── Recorded information ──
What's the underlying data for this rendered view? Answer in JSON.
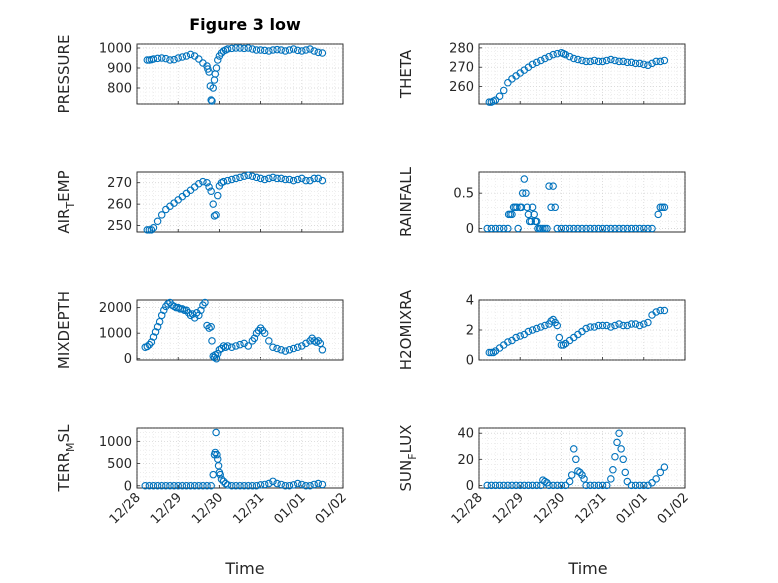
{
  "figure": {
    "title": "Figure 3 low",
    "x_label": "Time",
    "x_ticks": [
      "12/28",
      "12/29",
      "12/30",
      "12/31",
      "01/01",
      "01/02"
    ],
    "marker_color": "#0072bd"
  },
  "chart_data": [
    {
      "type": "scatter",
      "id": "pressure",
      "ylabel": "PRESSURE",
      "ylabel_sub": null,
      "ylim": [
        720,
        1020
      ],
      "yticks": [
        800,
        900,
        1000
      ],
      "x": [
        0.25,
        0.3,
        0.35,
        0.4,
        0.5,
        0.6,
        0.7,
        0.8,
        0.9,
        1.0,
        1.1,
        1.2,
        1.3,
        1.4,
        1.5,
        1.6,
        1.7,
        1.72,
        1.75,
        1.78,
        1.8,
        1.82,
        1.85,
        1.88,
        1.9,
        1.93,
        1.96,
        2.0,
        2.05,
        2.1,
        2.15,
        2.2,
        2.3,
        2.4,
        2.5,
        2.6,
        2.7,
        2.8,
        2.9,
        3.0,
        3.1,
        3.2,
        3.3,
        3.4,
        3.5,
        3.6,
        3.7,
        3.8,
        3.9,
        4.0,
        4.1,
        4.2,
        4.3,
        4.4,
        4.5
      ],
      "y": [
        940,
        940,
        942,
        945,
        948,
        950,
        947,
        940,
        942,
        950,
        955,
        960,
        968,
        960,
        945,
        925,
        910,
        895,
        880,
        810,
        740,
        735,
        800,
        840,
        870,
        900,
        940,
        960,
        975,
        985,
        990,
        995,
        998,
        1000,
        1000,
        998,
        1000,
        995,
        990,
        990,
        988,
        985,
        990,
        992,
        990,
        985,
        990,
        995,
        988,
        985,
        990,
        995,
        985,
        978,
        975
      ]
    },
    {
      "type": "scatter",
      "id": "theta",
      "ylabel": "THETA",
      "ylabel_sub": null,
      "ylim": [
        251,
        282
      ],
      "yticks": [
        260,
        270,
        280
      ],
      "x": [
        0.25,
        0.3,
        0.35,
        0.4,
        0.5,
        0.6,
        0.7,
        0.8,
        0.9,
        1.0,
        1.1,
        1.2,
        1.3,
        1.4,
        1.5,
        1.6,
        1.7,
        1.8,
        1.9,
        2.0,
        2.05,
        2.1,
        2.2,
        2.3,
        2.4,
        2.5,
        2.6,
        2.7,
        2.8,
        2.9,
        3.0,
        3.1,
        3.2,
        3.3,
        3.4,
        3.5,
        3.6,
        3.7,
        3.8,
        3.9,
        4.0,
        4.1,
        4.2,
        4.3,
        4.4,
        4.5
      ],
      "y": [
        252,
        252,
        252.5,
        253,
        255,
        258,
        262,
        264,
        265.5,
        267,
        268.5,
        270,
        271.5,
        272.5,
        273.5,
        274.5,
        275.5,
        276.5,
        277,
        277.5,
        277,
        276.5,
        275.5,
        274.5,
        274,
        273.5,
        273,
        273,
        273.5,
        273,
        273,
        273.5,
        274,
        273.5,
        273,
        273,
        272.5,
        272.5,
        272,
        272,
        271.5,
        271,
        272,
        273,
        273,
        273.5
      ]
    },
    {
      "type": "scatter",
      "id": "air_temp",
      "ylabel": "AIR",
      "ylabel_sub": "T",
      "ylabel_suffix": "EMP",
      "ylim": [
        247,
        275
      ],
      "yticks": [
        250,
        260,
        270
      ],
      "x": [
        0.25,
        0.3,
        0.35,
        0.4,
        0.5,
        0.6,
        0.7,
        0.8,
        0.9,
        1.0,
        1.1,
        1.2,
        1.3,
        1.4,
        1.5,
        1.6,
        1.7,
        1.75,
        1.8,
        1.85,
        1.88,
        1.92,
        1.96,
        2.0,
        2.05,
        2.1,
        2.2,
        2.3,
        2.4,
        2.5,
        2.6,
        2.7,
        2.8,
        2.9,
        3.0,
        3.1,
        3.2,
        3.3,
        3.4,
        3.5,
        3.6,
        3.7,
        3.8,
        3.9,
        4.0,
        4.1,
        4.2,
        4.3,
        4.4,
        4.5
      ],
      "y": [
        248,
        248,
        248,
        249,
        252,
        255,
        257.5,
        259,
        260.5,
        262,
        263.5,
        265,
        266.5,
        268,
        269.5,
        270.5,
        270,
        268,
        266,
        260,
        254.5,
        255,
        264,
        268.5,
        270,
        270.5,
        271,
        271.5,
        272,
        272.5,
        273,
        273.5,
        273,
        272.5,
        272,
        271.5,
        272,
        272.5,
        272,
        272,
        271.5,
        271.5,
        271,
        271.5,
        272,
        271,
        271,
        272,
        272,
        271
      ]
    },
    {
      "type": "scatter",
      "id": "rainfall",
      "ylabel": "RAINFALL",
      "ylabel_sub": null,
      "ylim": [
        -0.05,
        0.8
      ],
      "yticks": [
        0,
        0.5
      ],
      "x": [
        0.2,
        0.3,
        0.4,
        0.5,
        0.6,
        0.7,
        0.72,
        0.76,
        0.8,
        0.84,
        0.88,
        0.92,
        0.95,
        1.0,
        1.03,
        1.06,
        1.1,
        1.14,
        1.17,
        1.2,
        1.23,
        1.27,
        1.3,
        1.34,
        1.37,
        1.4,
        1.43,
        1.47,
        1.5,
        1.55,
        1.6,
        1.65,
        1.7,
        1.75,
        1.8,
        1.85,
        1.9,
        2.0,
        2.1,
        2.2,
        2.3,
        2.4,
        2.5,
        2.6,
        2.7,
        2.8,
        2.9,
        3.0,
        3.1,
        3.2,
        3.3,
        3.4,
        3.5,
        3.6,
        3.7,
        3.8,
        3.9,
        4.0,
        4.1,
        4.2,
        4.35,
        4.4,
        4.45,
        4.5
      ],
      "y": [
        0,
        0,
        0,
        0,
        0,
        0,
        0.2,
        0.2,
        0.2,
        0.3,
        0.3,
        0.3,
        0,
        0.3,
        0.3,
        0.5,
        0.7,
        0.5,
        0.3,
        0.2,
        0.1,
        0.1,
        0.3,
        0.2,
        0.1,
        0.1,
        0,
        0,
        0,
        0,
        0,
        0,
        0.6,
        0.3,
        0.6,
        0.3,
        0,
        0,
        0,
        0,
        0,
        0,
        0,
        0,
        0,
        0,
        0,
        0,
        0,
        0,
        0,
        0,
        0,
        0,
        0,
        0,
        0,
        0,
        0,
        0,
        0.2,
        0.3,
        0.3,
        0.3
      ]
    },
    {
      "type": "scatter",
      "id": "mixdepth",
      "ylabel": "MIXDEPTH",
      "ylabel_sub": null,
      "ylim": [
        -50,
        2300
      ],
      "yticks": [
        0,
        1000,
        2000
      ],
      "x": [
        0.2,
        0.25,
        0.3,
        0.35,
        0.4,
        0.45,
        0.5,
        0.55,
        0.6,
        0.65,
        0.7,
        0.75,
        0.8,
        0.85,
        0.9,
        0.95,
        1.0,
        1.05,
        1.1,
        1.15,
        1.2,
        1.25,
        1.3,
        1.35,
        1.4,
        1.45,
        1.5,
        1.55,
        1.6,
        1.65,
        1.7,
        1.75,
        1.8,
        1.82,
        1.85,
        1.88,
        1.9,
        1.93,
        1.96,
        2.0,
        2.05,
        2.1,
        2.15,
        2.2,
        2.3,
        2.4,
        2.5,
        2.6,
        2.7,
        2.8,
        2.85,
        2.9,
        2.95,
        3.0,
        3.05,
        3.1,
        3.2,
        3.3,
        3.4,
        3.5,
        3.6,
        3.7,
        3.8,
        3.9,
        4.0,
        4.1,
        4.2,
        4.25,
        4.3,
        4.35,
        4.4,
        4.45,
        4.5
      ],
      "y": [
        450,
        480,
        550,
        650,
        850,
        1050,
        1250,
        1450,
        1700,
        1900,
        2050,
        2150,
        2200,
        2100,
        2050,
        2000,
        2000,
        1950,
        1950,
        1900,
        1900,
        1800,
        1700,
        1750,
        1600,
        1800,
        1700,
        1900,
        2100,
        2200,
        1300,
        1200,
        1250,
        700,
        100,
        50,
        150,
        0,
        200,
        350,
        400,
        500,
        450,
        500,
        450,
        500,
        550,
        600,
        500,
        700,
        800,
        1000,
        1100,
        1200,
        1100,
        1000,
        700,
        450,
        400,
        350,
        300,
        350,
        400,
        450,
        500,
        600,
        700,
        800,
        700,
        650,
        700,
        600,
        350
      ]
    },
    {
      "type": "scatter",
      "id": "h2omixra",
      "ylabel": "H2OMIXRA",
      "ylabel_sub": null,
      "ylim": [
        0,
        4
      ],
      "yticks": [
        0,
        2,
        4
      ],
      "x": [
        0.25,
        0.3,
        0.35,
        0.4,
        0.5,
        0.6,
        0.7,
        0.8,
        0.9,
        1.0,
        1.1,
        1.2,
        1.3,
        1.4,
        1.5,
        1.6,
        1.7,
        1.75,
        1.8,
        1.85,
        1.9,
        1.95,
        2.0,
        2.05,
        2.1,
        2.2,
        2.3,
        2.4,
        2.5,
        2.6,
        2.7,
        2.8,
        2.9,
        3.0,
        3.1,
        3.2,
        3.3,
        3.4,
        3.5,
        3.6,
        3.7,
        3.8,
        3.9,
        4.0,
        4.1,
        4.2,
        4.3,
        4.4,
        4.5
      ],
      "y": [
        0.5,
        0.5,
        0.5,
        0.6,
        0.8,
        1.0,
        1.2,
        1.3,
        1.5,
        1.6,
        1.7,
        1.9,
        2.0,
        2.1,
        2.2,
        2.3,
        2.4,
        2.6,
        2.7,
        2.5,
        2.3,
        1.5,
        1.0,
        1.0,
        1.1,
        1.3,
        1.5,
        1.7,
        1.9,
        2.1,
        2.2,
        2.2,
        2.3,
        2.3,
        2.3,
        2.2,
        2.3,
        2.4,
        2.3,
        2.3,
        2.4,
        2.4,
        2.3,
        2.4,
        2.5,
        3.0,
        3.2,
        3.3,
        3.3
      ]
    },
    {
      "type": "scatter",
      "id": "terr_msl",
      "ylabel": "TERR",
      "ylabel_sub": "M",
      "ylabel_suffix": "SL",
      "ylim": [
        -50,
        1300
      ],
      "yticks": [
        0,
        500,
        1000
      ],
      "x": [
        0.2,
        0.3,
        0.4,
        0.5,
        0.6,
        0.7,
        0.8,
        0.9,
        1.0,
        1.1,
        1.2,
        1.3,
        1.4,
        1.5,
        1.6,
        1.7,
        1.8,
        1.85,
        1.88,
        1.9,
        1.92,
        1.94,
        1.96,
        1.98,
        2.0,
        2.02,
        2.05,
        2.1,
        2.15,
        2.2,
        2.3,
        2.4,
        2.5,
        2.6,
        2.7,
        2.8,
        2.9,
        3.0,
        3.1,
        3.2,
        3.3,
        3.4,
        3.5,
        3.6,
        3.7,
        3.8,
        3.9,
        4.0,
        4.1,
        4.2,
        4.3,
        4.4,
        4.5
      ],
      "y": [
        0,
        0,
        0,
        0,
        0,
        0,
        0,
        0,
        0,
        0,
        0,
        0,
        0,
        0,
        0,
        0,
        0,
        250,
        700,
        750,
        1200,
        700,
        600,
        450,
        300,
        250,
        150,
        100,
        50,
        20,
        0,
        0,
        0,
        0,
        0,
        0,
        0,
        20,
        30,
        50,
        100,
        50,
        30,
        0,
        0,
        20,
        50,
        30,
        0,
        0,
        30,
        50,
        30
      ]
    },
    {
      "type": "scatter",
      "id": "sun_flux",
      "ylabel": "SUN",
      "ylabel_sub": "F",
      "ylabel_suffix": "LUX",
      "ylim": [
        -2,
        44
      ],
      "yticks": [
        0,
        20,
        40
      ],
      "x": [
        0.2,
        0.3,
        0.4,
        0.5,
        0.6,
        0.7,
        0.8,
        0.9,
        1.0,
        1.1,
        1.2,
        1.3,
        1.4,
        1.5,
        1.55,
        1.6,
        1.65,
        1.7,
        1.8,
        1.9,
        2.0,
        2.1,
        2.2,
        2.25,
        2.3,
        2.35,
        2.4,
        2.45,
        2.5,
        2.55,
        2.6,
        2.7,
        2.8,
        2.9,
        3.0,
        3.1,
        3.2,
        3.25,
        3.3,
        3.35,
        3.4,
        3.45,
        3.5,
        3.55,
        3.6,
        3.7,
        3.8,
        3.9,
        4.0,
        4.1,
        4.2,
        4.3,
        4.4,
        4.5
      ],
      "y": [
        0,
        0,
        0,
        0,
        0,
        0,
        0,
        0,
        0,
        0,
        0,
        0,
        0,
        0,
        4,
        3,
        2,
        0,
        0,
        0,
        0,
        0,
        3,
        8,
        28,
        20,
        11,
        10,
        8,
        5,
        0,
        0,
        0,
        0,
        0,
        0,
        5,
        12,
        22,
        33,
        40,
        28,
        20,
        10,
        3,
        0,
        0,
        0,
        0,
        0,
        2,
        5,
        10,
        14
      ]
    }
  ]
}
───
── Recorded information ──
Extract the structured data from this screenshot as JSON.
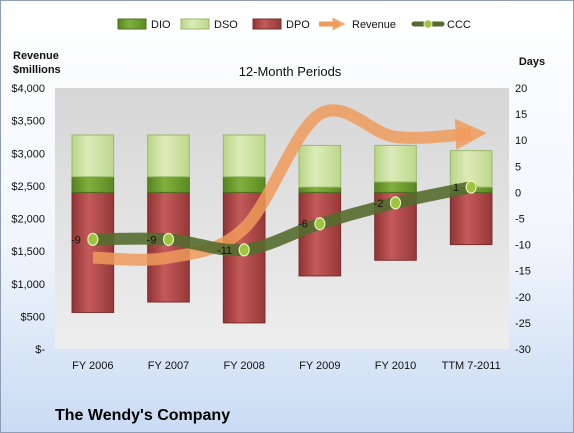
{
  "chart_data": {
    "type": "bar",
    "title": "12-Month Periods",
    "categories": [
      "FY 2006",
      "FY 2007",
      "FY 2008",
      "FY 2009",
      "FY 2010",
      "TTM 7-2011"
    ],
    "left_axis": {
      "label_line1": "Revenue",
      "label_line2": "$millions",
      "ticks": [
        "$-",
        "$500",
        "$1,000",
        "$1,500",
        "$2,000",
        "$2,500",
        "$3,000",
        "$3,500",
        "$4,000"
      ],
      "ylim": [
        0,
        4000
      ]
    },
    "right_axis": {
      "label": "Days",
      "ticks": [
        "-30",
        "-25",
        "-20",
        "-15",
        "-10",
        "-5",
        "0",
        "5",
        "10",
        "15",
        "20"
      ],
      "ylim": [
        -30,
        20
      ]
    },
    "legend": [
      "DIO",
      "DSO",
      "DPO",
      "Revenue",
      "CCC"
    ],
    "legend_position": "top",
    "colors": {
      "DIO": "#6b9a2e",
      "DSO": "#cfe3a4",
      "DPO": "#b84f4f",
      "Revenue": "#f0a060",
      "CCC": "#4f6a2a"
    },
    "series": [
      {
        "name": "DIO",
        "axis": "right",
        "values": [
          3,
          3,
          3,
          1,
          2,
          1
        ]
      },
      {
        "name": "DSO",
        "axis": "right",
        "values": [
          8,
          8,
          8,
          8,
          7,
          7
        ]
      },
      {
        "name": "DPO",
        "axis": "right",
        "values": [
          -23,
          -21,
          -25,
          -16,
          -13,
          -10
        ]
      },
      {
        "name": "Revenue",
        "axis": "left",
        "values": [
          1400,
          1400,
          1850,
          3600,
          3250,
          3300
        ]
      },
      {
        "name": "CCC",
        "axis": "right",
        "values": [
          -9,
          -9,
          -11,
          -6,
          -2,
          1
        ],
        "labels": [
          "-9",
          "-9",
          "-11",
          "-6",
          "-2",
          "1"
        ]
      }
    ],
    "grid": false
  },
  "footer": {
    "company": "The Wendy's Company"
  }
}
───
Short problem:
Read the data above. Pull out each line in which the string "name" appears.

Problem solution:
        "name": "DIO",
        "name": "DSO",
        "name": "DPO",
        "name": "Revenue",
        "name": "CCC",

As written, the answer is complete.